WHAT TO PRODUCE:
Answer these questions from the text on URL-based ID management:
1. What is often verified before an account becomes active?
2. What did Johannes say is the fundamental abstraction?
3. What matters more than the actual content at the URL?

READING TEXT:
Often the email address is verified before the account is active, but every now again again you find a laissez-faire site that doesn’t care.

At any rate, this sucks and making it go away is a prereq of any successful ID management technology. To see how the URL-based ID management systems are valuable, imagine if, when visiting a site, you had only specify your email address, and the site could by some plumbing call back to your mail server and affirm that the user agent (browser, whatever) that submitted your email address to that site is in fact authorized to do so on behalf of that email address.

Further imagine that, through some additional tech plumbing, you could control what sites could send you email to that address, could with your permission retrieve more information about you from your mail server, and you could provision email addresses for your various activities, and link them or keep them separate as you desired.

If you replace ‘email address’ with ‘URL’ in the above example, you’ve got the current crop of lightweight URL-based ID management technologies. It’s important to understand, however, that this is by no means limited to authenticating against sites with your web browser, interactively. As Johannes pointed out, the fundamental abstraction is the URL and cryptographic evidence that a given requestor has authority to represent itself as that URL.

So, in the trivial case, this plumbing allows me (or software acting on my behalf) to say “I am the person/place/thing represented by http://apocryph.org/anelson”. Note that the actual content at this URL is of secondary importance; what really matters is that the URL is unique. There are plenty of ‘anelson’s running around the Internet, but only one ‘http://apocryph.org/anelson’.

DATASET EXTRACT:
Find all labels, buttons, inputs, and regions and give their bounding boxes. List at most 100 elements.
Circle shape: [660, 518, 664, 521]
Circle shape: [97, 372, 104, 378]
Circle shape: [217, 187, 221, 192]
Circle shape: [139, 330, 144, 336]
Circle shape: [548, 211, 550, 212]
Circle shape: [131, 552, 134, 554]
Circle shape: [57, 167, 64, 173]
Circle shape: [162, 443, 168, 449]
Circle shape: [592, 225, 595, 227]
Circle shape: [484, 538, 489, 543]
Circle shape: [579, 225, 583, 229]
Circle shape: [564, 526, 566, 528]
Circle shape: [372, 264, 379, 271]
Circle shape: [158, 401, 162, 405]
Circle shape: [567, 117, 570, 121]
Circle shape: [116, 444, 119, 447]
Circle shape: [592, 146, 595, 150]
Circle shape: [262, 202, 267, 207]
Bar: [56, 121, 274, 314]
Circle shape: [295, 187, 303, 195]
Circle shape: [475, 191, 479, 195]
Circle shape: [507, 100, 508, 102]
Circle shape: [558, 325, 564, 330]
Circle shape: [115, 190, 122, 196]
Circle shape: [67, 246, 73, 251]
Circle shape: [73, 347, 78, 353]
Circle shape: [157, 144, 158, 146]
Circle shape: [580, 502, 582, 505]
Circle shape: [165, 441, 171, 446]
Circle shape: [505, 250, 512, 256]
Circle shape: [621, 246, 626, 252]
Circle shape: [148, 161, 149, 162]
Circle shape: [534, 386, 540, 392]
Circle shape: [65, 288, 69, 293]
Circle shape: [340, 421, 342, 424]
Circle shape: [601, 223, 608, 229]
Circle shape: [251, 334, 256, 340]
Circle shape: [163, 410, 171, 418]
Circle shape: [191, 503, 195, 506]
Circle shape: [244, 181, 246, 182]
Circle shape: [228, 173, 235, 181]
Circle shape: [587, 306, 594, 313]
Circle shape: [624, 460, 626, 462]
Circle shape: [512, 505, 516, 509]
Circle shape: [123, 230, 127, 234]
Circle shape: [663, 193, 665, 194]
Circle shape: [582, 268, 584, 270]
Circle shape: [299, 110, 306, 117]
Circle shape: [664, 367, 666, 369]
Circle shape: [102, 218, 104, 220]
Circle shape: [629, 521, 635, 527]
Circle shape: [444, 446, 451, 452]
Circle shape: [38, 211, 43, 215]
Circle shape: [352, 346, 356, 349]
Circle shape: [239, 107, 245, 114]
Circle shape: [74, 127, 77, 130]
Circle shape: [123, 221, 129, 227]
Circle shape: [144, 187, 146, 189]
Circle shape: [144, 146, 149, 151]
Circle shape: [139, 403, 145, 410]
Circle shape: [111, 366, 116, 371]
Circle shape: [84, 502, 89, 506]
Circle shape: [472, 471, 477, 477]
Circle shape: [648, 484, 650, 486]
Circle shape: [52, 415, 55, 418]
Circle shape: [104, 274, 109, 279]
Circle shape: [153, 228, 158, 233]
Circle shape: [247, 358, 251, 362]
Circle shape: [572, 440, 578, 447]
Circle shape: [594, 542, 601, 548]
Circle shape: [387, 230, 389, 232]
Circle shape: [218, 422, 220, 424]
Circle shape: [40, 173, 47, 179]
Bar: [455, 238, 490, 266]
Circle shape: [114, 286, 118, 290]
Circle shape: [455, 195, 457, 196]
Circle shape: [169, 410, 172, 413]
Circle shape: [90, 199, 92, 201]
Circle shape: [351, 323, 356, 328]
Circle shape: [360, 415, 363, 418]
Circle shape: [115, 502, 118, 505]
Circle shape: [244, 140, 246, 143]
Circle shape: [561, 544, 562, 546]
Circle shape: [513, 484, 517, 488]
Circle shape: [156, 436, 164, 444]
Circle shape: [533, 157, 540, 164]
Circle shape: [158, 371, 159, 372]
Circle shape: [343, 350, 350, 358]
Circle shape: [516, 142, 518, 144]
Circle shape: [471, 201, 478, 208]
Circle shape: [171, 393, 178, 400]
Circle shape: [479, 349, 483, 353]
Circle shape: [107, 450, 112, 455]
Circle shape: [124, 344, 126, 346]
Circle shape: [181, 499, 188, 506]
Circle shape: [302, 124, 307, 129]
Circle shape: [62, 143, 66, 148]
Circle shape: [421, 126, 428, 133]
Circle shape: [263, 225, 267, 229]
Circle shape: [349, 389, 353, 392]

ANSWER SECTION:
1. The email address.
2. The URL and cryptographic evidence that a given requestor has authority to represent itself as that URL.
3. That the URL is unique.